▶ _MATERIALS PROVIDED_

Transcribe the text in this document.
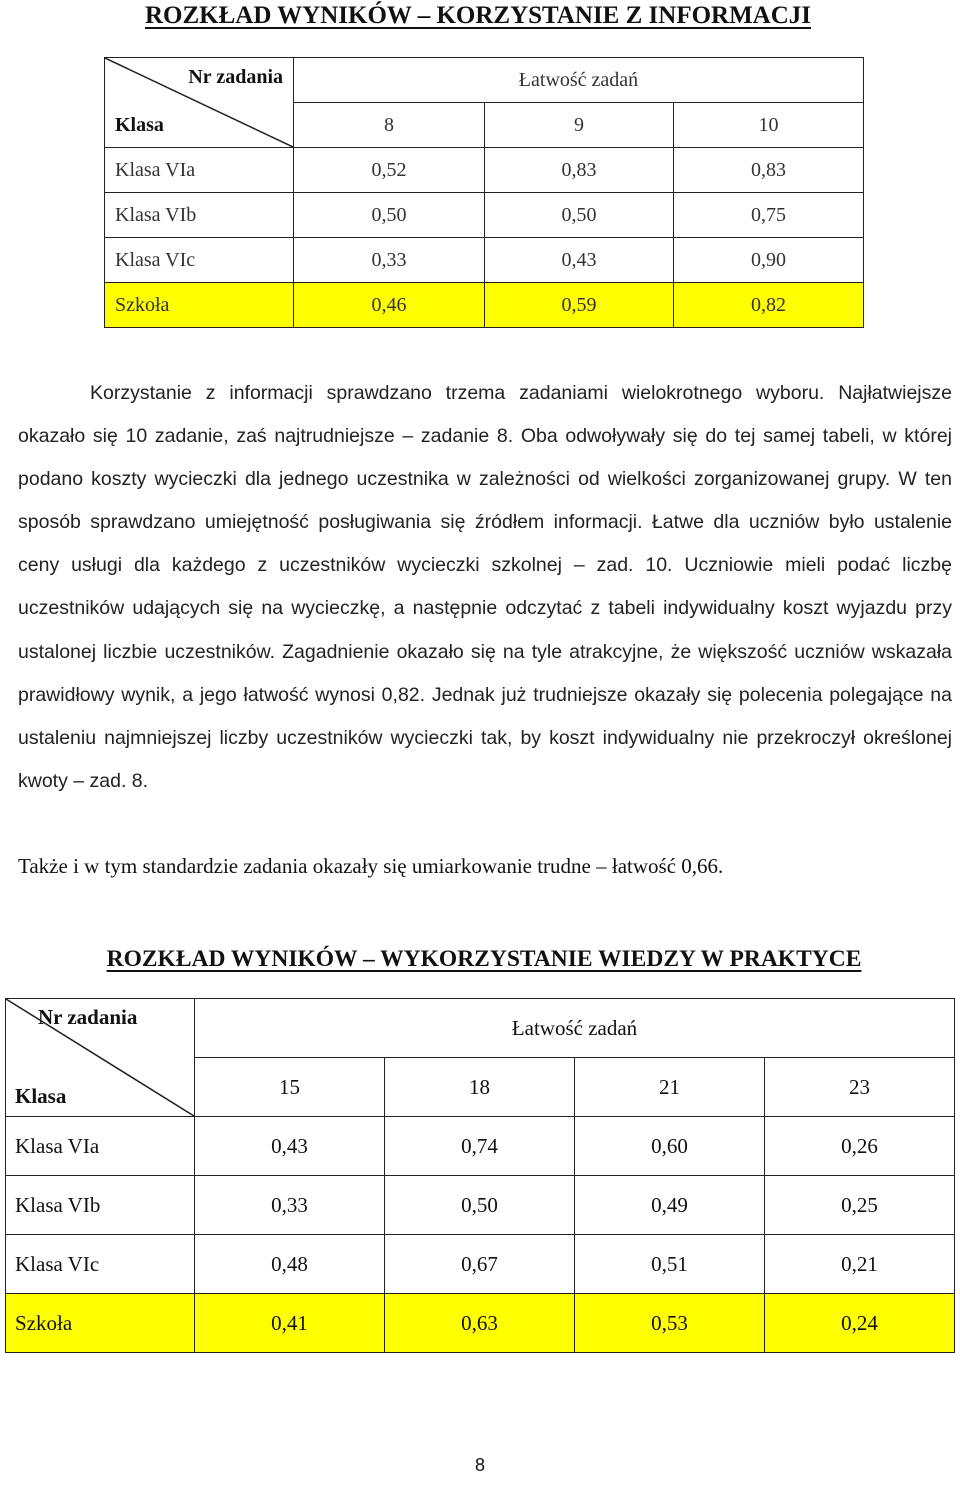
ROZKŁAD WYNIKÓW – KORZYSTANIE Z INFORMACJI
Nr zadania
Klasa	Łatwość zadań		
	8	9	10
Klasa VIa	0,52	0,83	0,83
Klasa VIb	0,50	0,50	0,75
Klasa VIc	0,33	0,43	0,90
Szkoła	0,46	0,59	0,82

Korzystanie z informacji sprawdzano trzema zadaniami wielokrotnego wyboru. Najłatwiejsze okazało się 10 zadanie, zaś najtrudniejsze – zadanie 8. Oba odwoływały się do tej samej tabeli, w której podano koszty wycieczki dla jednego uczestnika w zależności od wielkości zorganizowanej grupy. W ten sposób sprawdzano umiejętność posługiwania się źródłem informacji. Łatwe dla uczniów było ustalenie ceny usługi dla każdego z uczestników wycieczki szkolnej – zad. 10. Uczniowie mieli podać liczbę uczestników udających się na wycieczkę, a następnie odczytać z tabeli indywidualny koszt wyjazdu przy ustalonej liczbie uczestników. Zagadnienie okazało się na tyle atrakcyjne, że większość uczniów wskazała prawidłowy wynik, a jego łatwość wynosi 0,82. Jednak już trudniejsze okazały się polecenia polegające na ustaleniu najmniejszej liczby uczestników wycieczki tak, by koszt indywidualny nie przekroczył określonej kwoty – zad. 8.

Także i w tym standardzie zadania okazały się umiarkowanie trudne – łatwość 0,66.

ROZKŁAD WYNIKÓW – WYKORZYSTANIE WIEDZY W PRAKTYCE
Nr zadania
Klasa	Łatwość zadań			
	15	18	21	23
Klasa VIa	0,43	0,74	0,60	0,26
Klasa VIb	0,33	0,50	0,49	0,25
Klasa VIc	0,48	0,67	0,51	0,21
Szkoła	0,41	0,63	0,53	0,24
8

--

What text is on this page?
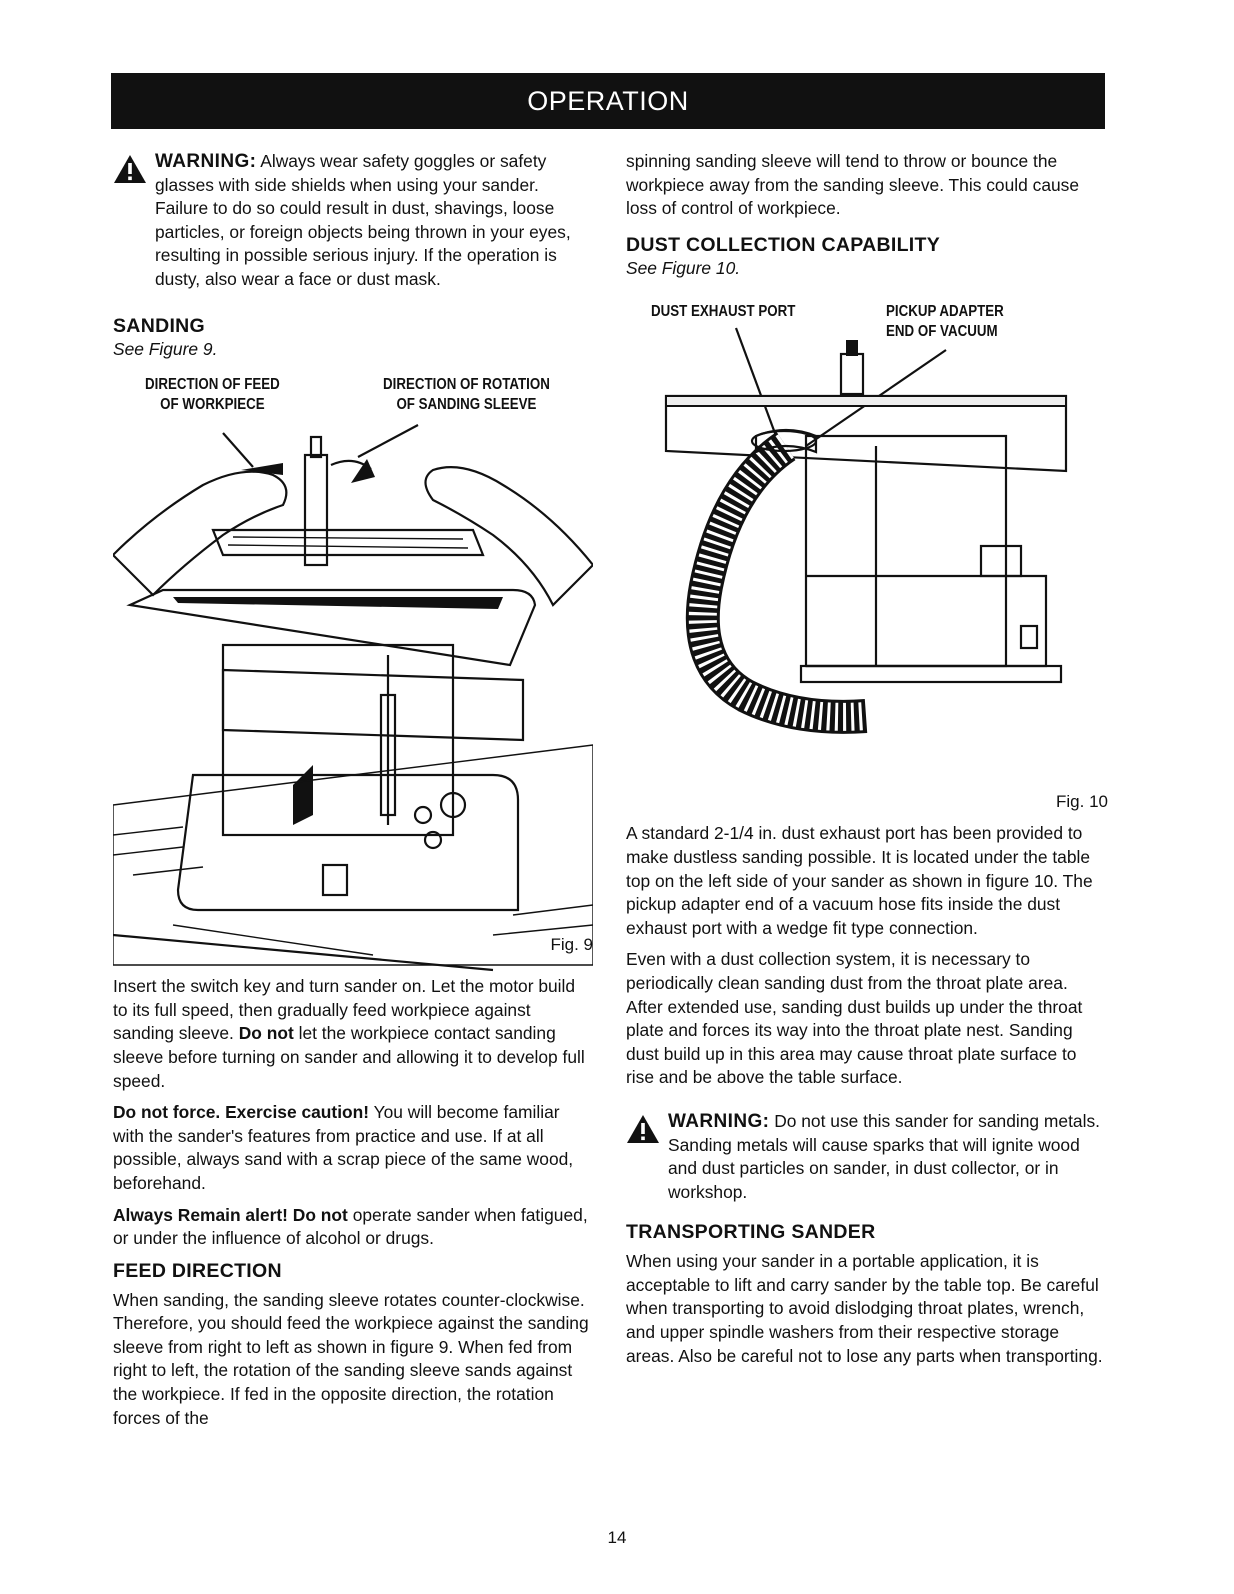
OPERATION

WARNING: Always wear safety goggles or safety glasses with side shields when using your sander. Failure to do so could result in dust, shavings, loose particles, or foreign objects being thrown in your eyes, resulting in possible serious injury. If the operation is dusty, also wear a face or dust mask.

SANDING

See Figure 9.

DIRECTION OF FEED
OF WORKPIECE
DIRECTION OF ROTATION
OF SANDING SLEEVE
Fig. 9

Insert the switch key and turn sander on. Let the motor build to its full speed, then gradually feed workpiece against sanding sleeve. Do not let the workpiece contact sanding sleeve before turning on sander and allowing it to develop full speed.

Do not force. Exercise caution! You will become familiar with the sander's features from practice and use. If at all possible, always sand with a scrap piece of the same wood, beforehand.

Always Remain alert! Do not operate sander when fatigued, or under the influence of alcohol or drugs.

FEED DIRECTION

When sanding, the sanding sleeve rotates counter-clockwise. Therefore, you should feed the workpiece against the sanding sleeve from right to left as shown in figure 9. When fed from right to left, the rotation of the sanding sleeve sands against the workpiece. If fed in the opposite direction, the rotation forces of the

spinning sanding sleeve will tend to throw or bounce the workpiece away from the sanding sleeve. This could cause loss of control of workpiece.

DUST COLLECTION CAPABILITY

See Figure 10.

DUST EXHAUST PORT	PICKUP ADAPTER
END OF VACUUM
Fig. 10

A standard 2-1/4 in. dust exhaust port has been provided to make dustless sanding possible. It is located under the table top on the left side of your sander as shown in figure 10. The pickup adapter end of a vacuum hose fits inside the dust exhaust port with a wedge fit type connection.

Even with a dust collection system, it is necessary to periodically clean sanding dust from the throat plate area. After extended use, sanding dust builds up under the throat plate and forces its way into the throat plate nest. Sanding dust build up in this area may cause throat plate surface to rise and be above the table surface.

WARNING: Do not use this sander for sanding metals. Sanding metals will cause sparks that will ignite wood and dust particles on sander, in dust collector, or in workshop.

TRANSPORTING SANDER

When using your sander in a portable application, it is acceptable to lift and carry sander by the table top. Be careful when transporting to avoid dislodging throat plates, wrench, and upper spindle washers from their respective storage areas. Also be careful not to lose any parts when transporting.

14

▶ _THE TASK_
Find and copy every line in the entries above where the string "zadań" occurs.

▶ _FINAL RESULT_
Klasa	Łatwość zadań		
Klasa	Łatwość zadań			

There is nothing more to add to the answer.